■ Supplied information ■
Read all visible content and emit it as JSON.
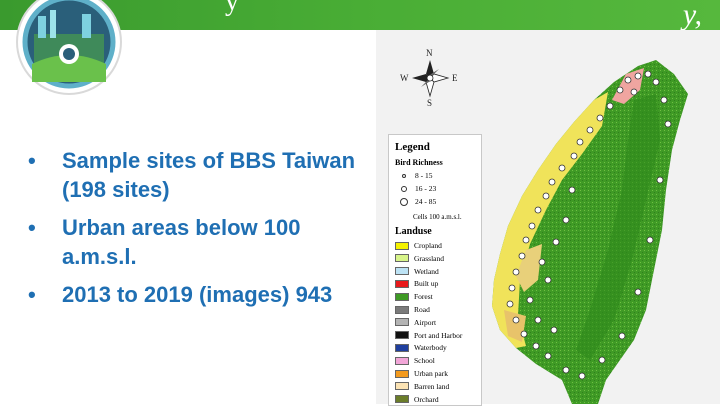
{
  "header": {
    "accent_color": "#49ad35",
    "trailing_glyph": "y,",
    "leading_glyph": "y"
  },
  "logo": {
    "icon": "project-logo-icon"
  },
  "bullets": [
    {
      "text": "Sample sites of BBS Taiwan (198 sites)"
    },
    {
      "text": "Urban areas below 100 a.m.s.l."
    },
    {
      "text": "2013 to 2019 (images) 943"
    }
  ],
  "bullet_marker": "•",
  "compass": {
    "north": "N",
    "south": "S",
    "east": "E",
    "west": "W"
  },
  "legend": {
    "title": "Legend",
    "bird_richness_title": "Bird Richness",
    "richness": [
      {
        "label": "8 - 15"
      },
      {
        "label": "16 - 23"
      },
      {
        "label": "24 - 85"
      }
    ],
    "cells_label": "Cells 100 a.m.s.l.",
    "landuse_title": "Landuse",
    "landuse": [
      {
        "label": "Cropland",
        "color": "#f5f200"
      },
      {
        "label": "Grassland",
        "color": "#d8f58a"
      },
      {
        "label": "Wetland",
        "color": "#bde3f5"
      },
      {
        "label": "Built up",
        "color": "#e8191b"
      },
      {
        "label": "Forest",
        "color": "#3f9a25"
      },
      {
        "label": "Road",
        "color": "#7a7a7a"
      },
      {
        "label": "Airport",
        "color": "#b4b4b4"
      },
      {
        "label": "Port and Harbor",
        "color": "#111111"
      },
      {
        "label": "Waterbody",
        "color": "#1f3f9e"
      },
      {
        "label": "School",
        "color": "#f2a6d8"
      },
      {
        "label": "Urban park",
        "color": "#f39a1e"
      },
      {
        "label": "Barren land",
        "color": "#fbe3b4"
      },
      {
        "label": "Orchard",
        "color": "#6b7d2a"
      }
    ]
  }
}
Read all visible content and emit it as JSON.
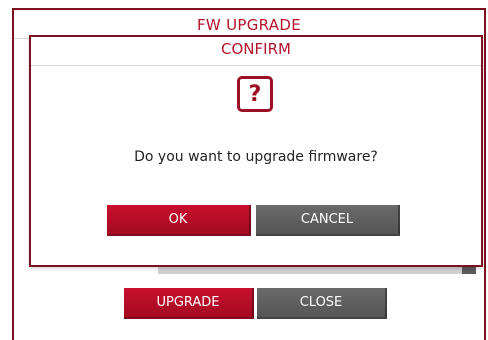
{
  "background_window": {
    "title": "FW UPGRADE",
    "progress": 0.0,
    "buttons": {
      "upgrade_label": "UPGRADE",
      "close_label": "CLOSE"
    }
  },
  "dialog": {
    "title": "CONFIRM",
    "icon": "question-icon",
    "icon_glyph": "?",
    "message": "Do you want to upgrade firmware?",
    "buttons": {
      "ok_label": "OK",
      "cancel_label": "CANCEL"
    }
  },
  "colors": {
    "accent_red": "#b5122b",
    "frame_dark_red": "#7a1020",
    "button_red": "#c8102e",
    "button_grey": "#5f5f5f"
  }
}
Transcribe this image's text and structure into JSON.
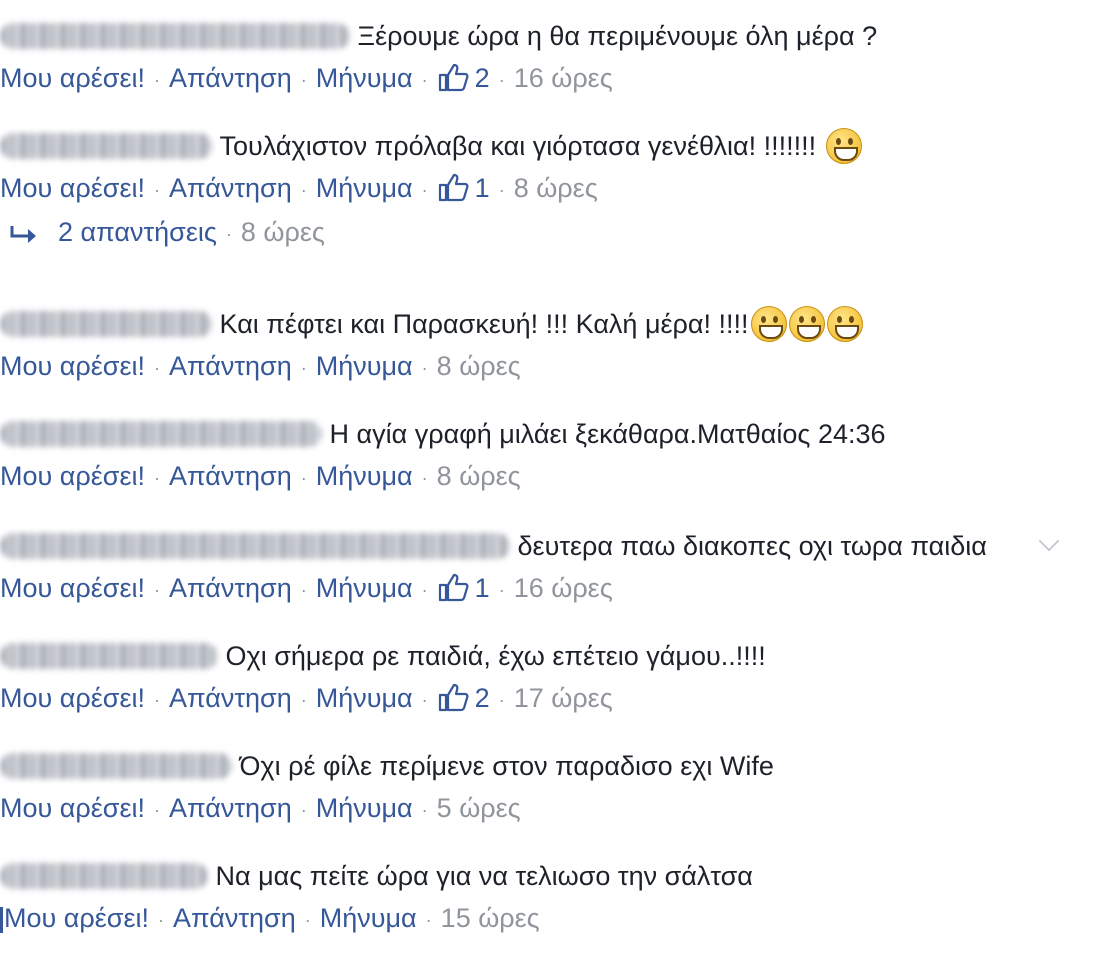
{
  "labels": {
    "like": "Μου αρέσει!",
    "reply": "Απάντηση",
    "message": "Μήνυμα",
    "separator": "·"
  },
  "comments": [
    {
      "author": "Βαγγέλης Παπαγεωργίου",
      "text": "Ξέρουμε ώρα η θα περιμένουμε όλη μέρα ?",
      "emojis": 0,
      "likes": "2",
      "time": "16 ώρες"
    },
    {
      "author": "Fany Antoniou",
      "text": "Τουλάχιστον πρόλαβα και γιόρτασα γενέθλια! !!!!!!!",
      "emojis": 1,
      "likes": "1",
      "time": "8 ώρες",
      "replies": {
        "label": "2 απαντήσεις",
        "time": "8 ώρες"
      }
    },
    {
      "author": "Fany Antoniou",
      "text": "Και πέφτει και Παρασκευή! !!! Καλή μέρα! !!!!",
      "emojis": 3,
      "likes": "",
      "time": "8 ώρες"
    },
    {
      "author": "Θανάσης Τσατσακίδης",
      "text": "Η αγία γραφή μιλάει ξεκάθαρα.Ματθαίος 24:36",
      "emojis": 0,
      "likes": "",
      "time": "8 ώρες"
    },
    {
      "author": "Νίκος Γεωργιακοπουλος Δευτερα",
      "text": "δευτερα παω διακοπες οχι τωρα παιδια",
      "emojis": 0,
      "likes": "1",
      "time": "16 ώρες",
      "chevron": true
    },
    {
      "author": "Vasiliki Pap",
      "text": "Οχι σήμερα ρε παιδιά, έχω επέτειο γάμου..!!!!",
      "emojis": 0,
      "likes": "2",
      "time": "17 ώρες"
    },
    {
      "author": "Stojan Georgiev",
      "text": "Όχι ρέ φίλε περίμενε στον παραδισο εχι Wife",
      "emojis": 0,
      "likes": "",
      "time": "5 ώρες"
    },
    {
      "author": "Dami Spalatov",
      "text": "Να μας πείτε ώρα για να τελιωσο την σάλτσα",
      "emojis": 0,
      "likes": "",
      "time": "15 ώρες",
      "pipe": true
    }
  ]
}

■ Task objective ■
Without the pictures, restate all of the entries above verbatim.

■ Answer below ■
Read all visible content and emit it as JSON.
{
  "header": {
    "accent_color": "#49ad35",
    "trailing_glyph": "y,",
    "leading_glyph": "y"
  },
  "logo": {
    "icon": "project-logo-icon"
  },
  "bullets": [
    {
      "text": "Sample sites of BBS Taiwan (198 sites)"
    },
    {
      "text": "Urban areas below 100 a.m.s.l."
    },
    {
      "text": "2013 to 2019 (images) 943"
    }
  ],
  "bullet_marker": "•",
  "compass": {
    "north": "N",
    "south": "S",
    "east": "E",
    "west": "W"
  },
  "legend": {
    "title": "Legend",
    "bird_richness_title": "Bird Richness",
    "richness": [
      {
        "label": "8 - 15"
      },
      {
        "label": "16 - 23"
      },
      {
        "label": "24 - 85"
      }
    ],
    "cells_label": "Cells 100 a.m.s.l.",
    "landuse_title": "Landuse",
    "landuse": [
      {
        "label": "Cropland",
        "color": "#f5f200"
      },
      {
        "label": "Grassland",
        "color": "#d8f58a"
      },
      {
        "label": "Wetland",
        "color": "#bde3f5"
      },
      {
        "label": "Built up",
        "color": "#e8191b"
      },
      {
        "label": "Forest",
        "color": "#3f9a25"
      },
      {
        "label": "Road",
        "color": "#7a7a7a"
      },
      {
        "label": "Airport",
        "color": "#b4b4b4"
      },
      {
        "label": "Port and Harbor",
        "color": "#111111"
      },
      {
        "label": "Waterbody",
        "color": "#1f3f9e"
      },
      {
        "label": "School",
        "color": "#f2a6d8"
      },
      {
        "label": "Urban park",
        "color": "#f39a1e"
      },
      {
        "label": "Barren land",
        "color": "#fbe3b4"
      },
      {
        "label": "Orchard",
        "color": "#6b7d2a"
      }
    ]
  }
}
Read all visible content and emit it as JSON.
{
  "background_window": {
    "title": "FW UPGRADE",
    "progress": 0.0,
    "buttons": {
      "upgrade_label": "UPGRADE",
      "close_label": "CLOSE"
    }
  },
  "dialog": {
    "title": "CONFIRM",
    "icon": "question-icon",
    "icon_glyph": "?",
    "message": "Do you want to upgrade firmware?",
    "buttons": {
      "ok_label": "OK",
      "cancel_label": "CANCEL"
    }
  },
  "colors": {
    "accent_red": "#b5122b",
    "frame_dark_red": "#7a1020",
    "button_red": "#c8102e",
    "button_grey": "#5f5f5f"
  }
}
Transcribe this image's text and structure into JSON.
{
  "labels": {
    "like": "Μου αρέσει!",
    "reply": "Απάντηση",
    "message": "Μήνυμα",
    "separator": "·"
  },
  "comments": [
    {
      "author": "Βαγγέλης Παπαγεωργίου",
      "text": "Ξέρουμε ώρα η θα περιμένουμε όλη μέρα ?",
      "emojis": 0,
      "likes": "2",
      "time": "16 ώρες"
    },
    {
      "author": "Fany Antoniou",
      "text": "Τουλάχιστον πρόλαβα και γιόρτασα γενέθλια! !!!!!!!",
      "emojis": 1,
      "likes": "1",
      "time": "8 ώρες",
      "replies": {
        "label": "2 απαντήσεις",
        "time": "8 ώρες"
      }
    },
    {
      "author": "Fany Antoniou",
      "text": "Και πέφτει και Παρασκευή! !!! Καλή μέρα! !!!!",
      "emojis": 3,
      "likes": "",
      "time": "8 ώρες"
    },
    {
      "author": "Θανάσης Τσατσακίδης",
      "text": "Η αγία γραφή μιλάει ξεκάθαρα.Ματθαίος 24:36",
      "emojis": 0,
      "likes": "",
      "time": "8 ώρες"
    },
    {
      "author": "Νίκος Γεωργιακοπουλος Δευτερα",
      "text": "δευτερα παω διακοπες οχι τωρα παιδια",
      "emojis": 0,
      "likes": "1",
      "time": "16 ώρες",
      "chevron": true
    },
    {
      "author": "Vasiliki Pap",
      "text": "Οχι σήμερα ρε παιδιά, έχω επέτειο γάμου..!!!!",
      "emojis": 0,
      "likes": "2",
      "time": "17 ώρες"
    },
    {
      "author": "Stojan Georgiev",
      "text": "Όχι ρέ φίλε περίμενε στον παραδισο εχι Wife",
      "emojis": 0,
      "likes": "",
      "time": "5 ώρες"
    },
    {
      "author": "Dami Spalatov",
      "text": "Να μας πείτε ώρα για να τελιωσο την σάλτσα",
      "emojis": 0,
      "likes": "",
      "time": "15 ώρες",
      "pipe": true
    }
  ]
}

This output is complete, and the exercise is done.